[WHAT TO DO] Tally the lines in the listing below that include "color". Answer with the count and nothing more.

[RECORDED INFORMATION]
• • • • •

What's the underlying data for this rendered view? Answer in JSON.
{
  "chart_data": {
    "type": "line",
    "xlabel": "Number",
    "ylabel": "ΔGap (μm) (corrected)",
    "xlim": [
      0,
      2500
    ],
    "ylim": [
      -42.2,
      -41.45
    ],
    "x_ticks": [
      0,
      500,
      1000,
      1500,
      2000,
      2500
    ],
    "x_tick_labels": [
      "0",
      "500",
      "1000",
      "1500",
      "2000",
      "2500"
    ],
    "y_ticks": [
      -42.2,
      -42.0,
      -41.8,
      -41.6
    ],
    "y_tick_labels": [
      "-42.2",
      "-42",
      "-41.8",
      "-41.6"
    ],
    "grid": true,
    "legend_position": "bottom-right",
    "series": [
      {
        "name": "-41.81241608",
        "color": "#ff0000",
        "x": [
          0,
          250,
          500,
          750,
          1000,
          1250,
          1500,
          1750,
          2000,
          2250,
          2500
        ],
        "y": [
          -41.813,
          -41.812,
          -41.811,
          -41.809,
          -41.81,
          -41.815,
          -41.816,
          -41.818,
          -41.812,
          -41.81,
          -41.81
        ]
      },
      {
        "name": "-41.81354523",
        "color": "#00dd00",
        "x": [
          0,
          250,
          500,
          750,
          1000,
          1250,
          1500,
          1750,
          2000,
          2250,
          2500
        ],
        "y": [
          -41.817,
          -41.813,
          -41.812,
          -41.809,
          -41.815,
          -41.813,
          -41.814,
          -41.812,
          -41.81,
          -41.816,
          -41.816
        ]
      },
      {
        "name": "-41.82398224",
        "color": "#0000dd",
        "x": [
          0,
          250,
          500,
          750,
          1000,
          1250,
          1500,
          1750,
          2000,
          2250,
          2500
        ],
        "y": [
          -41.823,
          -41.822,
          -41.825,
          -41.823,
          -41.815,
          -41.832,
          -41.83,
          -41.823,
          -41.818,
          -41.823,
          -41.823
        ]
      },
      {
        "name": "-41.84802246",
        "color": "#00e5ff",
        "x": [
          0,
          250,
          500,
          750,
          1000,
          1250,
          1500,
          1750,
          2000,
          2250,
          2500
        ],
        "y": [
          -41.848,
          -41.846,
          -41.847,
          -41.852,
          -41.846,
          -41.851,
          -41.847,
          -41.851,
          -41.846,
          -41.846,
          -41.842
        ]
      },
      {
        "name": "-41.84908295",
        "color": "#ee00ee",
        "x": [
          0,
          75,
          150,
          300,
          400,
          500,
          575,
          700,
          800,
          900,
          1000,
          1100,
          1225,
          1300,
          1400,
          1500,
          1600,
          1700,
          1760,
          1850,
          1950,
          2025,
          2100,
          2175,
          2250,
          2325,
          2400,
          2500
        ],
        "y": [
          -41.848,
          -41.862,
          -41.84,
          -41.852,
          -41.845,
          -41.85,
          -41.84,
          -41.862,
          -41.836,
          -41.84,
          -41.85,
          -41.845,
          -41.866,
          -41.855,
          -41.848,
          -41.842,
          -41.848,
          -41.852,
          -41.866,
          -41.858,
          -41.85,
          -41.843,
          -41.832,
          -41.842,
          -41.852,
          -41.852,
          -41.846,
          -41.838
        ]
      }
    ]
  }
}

• • • • •

[ANSWER TO THIS TASK] 5